Task description | Turn every line of the entries below into a numbered list, skipping any blank lines. Leave the pictures out of your answer.

┌────────

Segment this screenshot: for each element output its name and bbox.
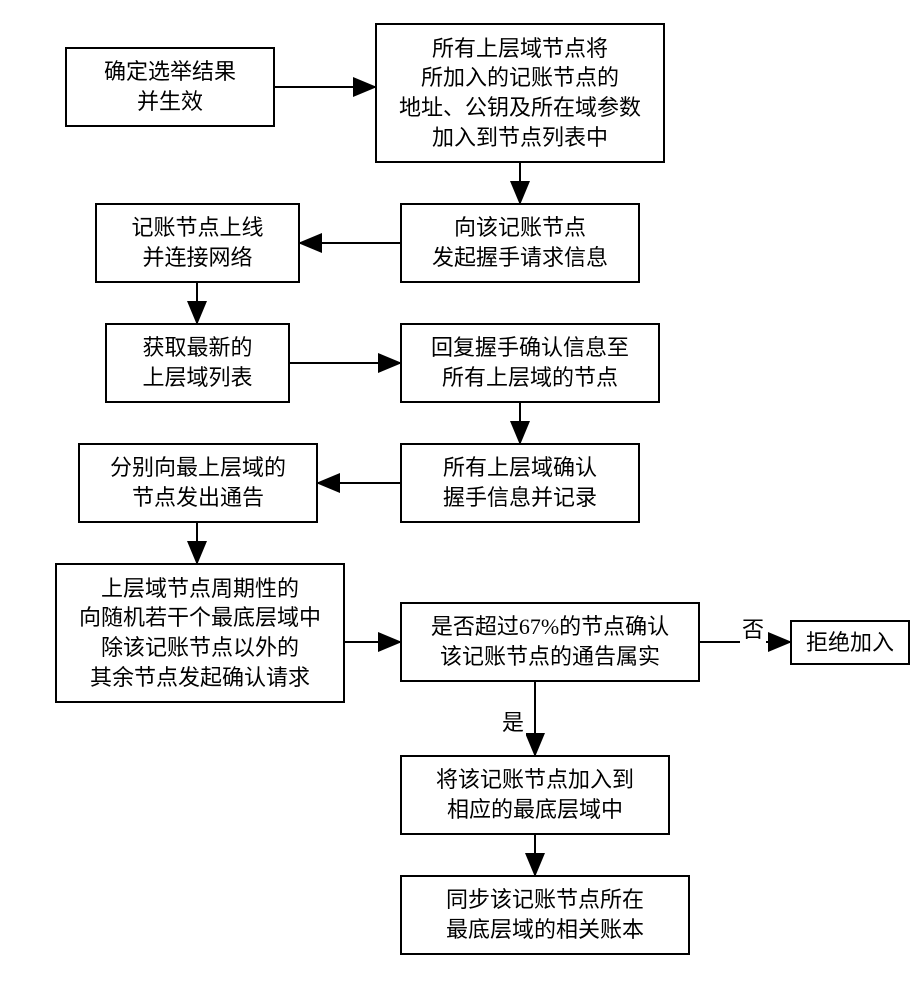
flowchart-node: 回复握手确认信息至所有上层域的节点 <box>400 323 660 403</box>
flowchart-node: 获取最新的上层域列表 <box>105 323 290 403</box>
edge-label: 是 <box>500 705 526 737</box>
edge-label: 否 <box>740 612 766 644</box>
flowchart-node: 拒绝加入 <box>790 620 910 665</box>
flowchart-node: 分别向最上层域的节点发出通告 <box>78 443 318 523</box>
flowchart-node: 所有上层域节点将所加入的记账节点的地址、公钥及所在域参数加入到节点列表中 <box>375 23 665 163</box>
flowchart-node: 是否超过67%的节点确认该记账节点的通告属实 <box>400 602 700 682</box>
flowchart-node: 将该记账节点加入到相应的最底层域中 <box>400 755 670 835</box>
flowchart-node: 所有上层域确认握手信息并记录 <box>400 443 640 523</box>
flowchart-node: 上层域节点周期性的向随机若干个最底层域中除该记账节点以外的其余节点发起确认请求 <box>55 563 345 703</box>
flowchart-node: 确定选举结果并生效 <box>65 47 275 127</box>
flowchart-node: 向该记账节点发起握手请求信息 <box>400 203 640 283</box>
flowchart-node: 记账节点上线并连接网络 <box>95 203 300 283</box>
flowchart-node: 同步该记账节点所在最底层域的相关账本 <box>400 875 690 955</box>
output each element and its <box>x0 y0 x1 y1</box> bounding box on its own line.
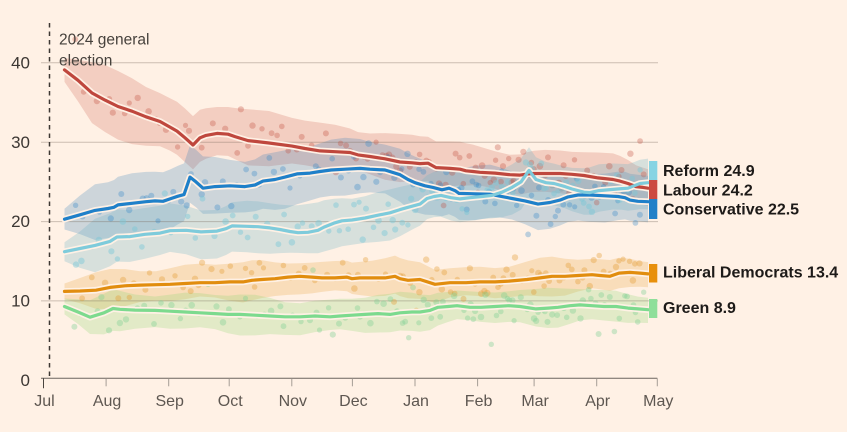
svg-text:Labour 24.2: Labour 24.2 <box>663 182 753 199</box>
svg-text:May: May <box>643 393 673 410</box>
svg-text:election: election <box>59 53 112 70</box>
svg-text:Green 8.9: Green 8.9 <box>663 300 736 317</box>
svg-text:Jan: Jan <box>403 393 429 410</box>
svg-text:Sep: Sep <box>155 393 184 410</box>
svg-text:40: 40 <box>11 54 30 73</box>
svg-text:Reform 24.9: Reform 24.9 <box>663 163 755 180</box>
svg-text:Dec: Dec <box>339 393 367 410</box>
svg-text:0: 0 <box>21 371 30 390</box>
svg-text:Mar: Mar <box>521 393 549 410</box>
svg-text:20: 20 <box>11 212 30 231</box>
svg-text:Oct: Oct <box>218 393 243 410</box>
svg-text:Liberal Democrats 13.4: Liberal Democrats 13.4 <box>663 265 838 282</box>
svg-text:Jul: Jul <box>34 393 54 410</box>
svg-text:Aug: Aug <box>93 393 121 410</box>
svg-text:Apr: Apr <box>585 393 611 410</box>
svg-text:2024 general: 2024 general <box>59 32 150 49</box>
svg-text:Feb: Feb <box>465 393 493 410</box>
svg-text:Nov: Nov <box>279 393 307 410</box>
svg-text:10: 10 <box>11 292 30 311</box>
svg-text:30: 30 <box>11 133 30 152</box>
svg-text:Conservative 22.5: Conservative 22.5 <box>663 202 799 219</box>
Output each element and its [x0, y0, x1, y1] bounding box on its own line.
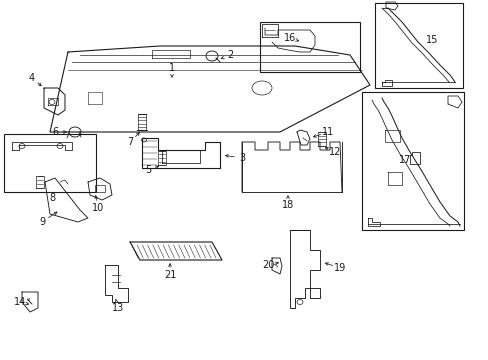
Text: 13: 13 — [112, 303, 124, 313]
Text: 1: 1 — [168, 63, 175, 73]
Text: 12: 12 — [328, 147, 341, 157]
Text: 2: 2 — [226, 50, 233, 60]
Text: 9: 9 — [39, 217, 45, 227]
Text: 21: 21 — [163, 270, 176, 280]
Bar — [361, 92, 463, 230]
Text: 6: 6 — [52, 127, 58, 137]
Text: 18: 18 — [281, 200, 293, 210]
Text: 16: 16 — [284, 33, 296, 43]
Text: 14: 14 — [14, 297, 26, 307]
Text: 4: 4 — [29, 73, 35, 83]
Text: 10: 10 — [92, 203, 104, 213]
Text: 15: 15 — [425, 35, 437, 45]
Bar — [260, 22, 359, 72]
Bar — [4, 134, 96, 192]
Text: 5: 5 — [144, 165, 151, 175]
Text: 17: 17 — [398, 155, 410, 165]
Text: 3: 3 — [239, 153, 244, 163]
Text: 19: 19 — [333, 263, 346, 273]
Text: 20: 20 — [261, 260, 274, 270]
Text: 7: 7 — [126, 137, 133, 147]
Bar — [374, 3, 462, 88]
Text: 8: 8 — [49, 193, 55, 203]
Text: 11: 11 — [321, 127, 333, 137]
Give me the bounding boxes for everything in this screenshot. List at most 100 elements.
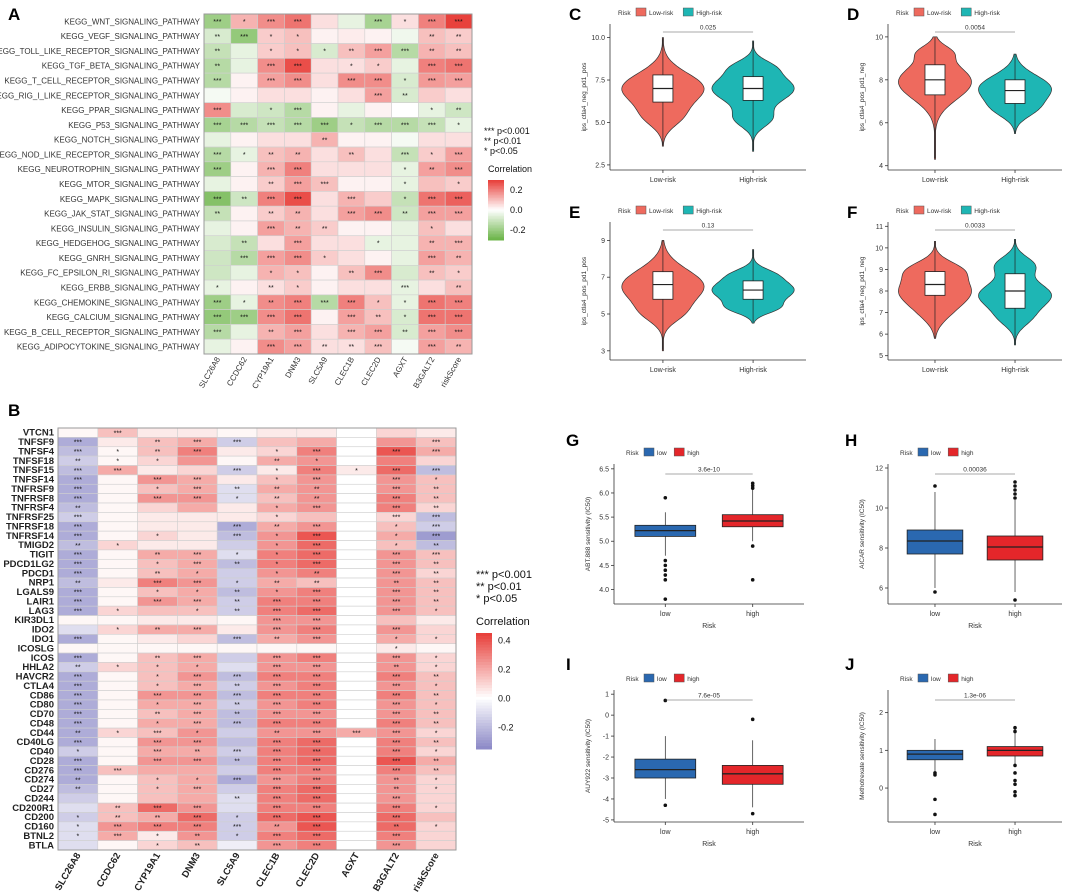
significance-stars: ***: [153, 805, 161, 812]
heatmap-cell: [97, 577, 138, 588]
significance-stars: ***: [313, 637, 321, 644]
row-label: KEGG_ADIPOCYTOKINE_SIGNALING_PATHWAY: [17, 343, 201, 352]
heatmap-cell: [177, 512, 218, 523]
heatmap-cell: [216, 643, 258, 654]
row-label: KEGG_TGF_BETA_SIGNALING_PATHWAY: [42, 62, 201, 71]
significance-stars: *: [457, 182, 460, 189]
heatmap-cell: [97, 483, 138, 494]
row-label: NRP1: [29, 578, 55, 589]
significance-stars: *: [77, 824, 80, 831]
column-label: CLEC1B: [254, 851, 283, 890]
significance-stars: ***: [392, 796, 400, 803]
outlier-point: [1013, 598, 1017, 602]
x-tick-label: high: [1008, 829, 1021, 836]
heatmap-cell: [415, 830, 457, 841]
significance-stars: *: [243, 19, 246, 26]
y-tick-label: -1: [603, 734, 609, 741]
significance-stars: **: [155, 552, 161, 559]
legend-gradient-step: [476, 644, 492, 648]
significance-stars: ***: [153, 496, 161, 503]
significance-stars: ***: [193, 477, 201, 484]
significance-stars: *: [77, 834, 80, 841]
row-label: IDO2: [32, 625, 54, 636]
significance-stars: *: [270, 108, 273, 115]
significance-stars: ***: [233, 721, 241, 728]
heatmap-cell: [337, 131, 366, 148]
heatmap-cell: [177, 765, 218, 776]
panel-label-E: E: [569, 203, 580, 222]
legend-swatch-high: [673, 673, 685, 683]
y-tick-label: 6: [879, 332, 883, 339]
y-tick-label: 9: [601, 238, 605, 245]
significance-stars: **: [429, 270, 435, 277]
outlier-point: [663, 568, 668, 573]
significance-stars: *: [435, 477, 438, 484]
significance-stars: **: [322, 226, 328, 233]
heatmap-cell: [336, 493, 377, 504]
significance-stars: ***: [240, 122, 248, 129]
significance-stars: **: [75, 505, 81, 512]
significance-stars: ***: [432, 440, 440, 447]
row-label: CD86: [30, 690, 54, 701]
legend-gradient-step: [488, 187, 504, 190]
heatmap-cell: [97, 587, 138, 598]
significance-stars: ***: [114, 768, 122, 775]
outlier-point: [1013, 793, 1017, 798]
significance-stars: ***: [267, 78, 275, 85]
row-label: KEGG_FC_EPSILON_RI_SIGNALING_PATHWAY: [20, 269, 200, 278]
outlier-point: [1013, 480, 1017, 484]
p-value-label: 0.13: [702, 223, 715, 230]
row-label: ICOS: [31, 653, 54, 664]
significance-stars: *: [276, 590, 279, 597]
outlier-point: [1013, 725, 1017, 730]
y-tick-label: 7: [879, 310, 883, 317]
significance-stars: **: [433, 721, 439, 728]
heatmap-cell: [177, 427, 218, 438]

└────────

Answer for the task |
1. Segment this screenshot: for each element output its name and bbox.
2. flowchart-node: 回复握手确认信息至所有上层域的节点 <box>400 323 660 403</box>
3. flowchart-node: 获取最新的上层域列表 <box>105 323 290 403</box>
4. edge-label: 是 <box>500 705 526 737</box>
5. edge-label: 否 <box>740 612 766 644</box>
6. flowchart-node: 拒绝加入 <box>790 620 910 665</box>
7. flowchart-node: 分别向最上层域的节点发出通告 <box>78 443 318 523</box>
8. flowchart-node: 所有上层域节点将所加入的记账节点的地址、公钥及所在域参数加入到节点列表中 <box>375 23 665 163</box>
9. flowchart-node: 是否超过67%的节点确认该记账节点的通告属实 <box>400 602 700 682</box>
10. flowchart-node: 将该记账节点加入到相应的最底层域中 <box>400 755 670 835</box>
11. flowchart-node: 所有上层域确认握手信息并记录 <box>400 443 640 523</box>
12. flowchart-node: 上层域节点周期性的向随机若干个最底层域中除该记账节点以外的其余节点发起确认请求 <box>55 563 345 703</box>
13. flowchart-node: 确定选举结果并生效 <box>65 47 275 127</box>
14. flowchart-node: 向该记账节点发起握手请求信息 <box>400 203 640 283</box>
15. flowchart-node: 记账节点上线并连接网络 <box>95 203 300 283</box>
16. flowchart-node: 同步该记账节点所在最底层域的相关账本 <box>400 875 690 955</box>
17. output each element and its <box>x0 y0 x1 y1</box> bounding box on its own line.
18. svg-text:Labour 24.2: Labour 24.2 <box>663 182 753 199</box>
19. svg-text:May: May <box>643 393 673 410</box>
20. svg-text:election: election <box>59 53 112 70</box>
21. svg-text:Green 8.9: Green 8.9 <box>663 300 736 317</box>
22. svg-text:Jan: Jan <box>403 393 429 410</box>
23. svg-text:Sep: Sep <box>155 393 184 410</box>
24. svg-text:40: 40 <box>11 54 30 73</box>
25. svg-text:Reform 24.9: Reform 24.9 <box>663 163 755 180</box>
26. svg-text:Dec: Dec <box>339 393 367 410</box>
27. svg-text:0: 0 <box>21 371 30 390</box>
28. svg-text:Mar: Mar <box>521 393 549 410</box>
29. svg-text:20: 20 <box>11 212 30 231</box>
30. svg-text:Oct: Oct <box>218 393 243 410</box>
31. svg-text:Liberal Democrats 13.4: Liberal Democrats 13.4 <box>663 265 838 282</box>
32. svg-text:Jul: Jul <box>34 393 54 410</box>
33. svg-text:Aug: Aug <box>93 393 121 410</box>
34. svg-text:Apr: Apr <box>585 393 611 410</box>
35. svg-text:2024 general: 2024 general <box>59 32 150 49</box>
36. svg-text:Feb: Feb <box>465 393 493 410</box>
37. svg-text:Nov: Nov <box>279 393 307 410</box>
38. svg-text:10: 10 <box>11 292 30 311</box>
39. svg-text:30: 30 <box>11 133 30 152</box>
40. svg-text:Conservative 22.5: Conservative 22.5 <box>663 202 799 219</box>
41. Output each element and its [x0, y0, x1, y1] bounding box on its own line.
42. Text: 13: 13 — [112, 303, 124, 313]
43. Text: 1: 1 — [168, 63, 175, 73]
44. Text: 12: 12 — [328, 147, 341, 157]
45. Text: 2: 2 — [226, 50, 233, 60]
46. Text: 9: 9 — [39, 217, 45, 227]
47. Text: 21: 21 — [163, 270, 176, 280]
48. Bar — [361, 92, 463, 230]
49. Text: 6: 6 — [52, 127, 58, 137]
50. Text: 18: 18 — [281, 200, 293, 210]
51. Text: 16: 16 — [284, 33, 296, 43]
52. Text: 14: 14 — [14, 297, 26, 307]
53. Text: 4: 4 — [29, 73, 35, 83]
54. Text: 10: 10 — [92, 203, 104, 213]
55. Text: 15: 15 — [425, 35, 437, 45]
56. Bar — [260, 22, 359, 72]
57. Bar — [4, 134, 96, 192]
58. Text: 5: 5 — [144, 165, 151, 175]
59. Text: 17: 17 — [398, 155, 410, 165]
60. Text: 3: 3 — [239, 153, 244, 163]
61. Text: 19: 19 — [333, 263, 346, 273]
62. Text: 20: 20 — [261, 260, 274, 270]
63. Text: 7: 7 — [126, 137, 133, 147]
64. Bar — [374, 3, 462, 88]
65. Text: 8: 8 — [49, 193, 55, 203]
66. Text: 11: 11 — [321, 127, 333, 137]
67. Give me the bounding boxes for everything in this screenshot. List at most 100 elements.
68. significance-stars: ***: [153, 805, 161, 812]
69. heatmap-cell: [97, 577, 138, 588]
70. significance-stars: ***: [313, 637, 321, 644]
71. row-label: KEGG_ADIPOCYTOKINE_SIGNALING_PATHWAY: [17, 343, 201, 352]
72. heatmap-cell: [177, 512, 218, 523]
73. heatmap-cell: [216, 643, 258, 654]
74. row-label: KEGG_TGF_BETA_SIGNALING_PATHWAY: [42, 62, 201, 71]
75. significance-stars: *: [457, 182, 460, 189]
76. heatmap-cell: [97, 483, 138, 494]
77. row-label: NRP1: [29, 578, 55, 589]
78. significance-stars: *: [77, 824, 80, 831]
79. column-label: CLEC1B: [254, 851, 283, 890]
80. significance-stars: ***: [392, 796, 400, 803]
81. outlier-point: [1013, 598, 1017, 602]
82. x-tick-label: high: [1008, 829, 1021, 836]
83. heatmap-cell: [415, 830, 457, 841]
84. significance-stars: *: [243, 19, 246, 26]
85. y-tick-label: -1: [603, 734, 609, 741]
86. significance-stars: **: [155, 552, 161, 559]
87. legend-gradient-step: [476, 644, 492, 648]
88. significance-stars: ***: [153, 496, 161, 503]
89. significance-stars: ***: [193, 477, 201, 484]
90. significance-stars: *: [77, 834, 80, 841]
91. row-label: IDO2: [32, 625, 54, 636]
92. significance-stars: *: [270, 108, 273, 115]
93. significance-stars: ***: [233, 721, 241, 728]
94. heatmap-cell: [337, 131, 366, 148]
95. heatmap-cell: [177, 765, 218, 776]
96. panel-label-E: E: [569, 203, 580, 222]
97. legend-swatch-high: [673, 673, 685, 683]
98. y-tick-label: 6: [879, 332, 883, 339]
99. y-tick-label: 9: [601, 238, 605, 245]
100. significance-stars: **: [429, 270, 435, 277]
101. outlier-point: [663, 568, 668, 573]
102. significance-stars: *: [435, 477, 438, 484]
103. significance-stars: **: [322, 226, 328, 233]
104. heatmap-cell: [336, 493, 377, 504]
105. significance-stars: ***: [240, 122, 248, 129]
106. significance-stars: **: [75, 505, 81, 512]
107. significance-stars: ***: [432, 440, 440, 447]
108. row-label: CD86: [30, 690, 54, 701]
109. legend-gradient-step: [488, 187, 504, 190]
110. heatmap-cell: [97, 587, 138, 598]
111. significance-stars: ***: [114, 768, 122, 775]
112. outlier-point: [1013, 793, 1017, 798]
113. significance-stars: ***: [267, 78, 275, 85]
114. row-label: KEGG_FC_EPSILON_RI_SIGNALING_PATHWAY: [20, 269, 200, 278]
115. outlier-point: [1013, 480, 1017, 484]
116. p-value-label: 0.13: [702, 223, 715, 230]
117. row-label: ICOS: [31, 653, 54, 664]
118. significance-stars: *: [276, 590, 279, 597]
119. outlier-point: [1013, 725, 1017, 730]
120. y-tick-label: 7: [879, 310, 883, 317]
121. significance-stars: **: [433, 721, 439, 728]
122. heatmap-cell: [177, 427, 218, 438]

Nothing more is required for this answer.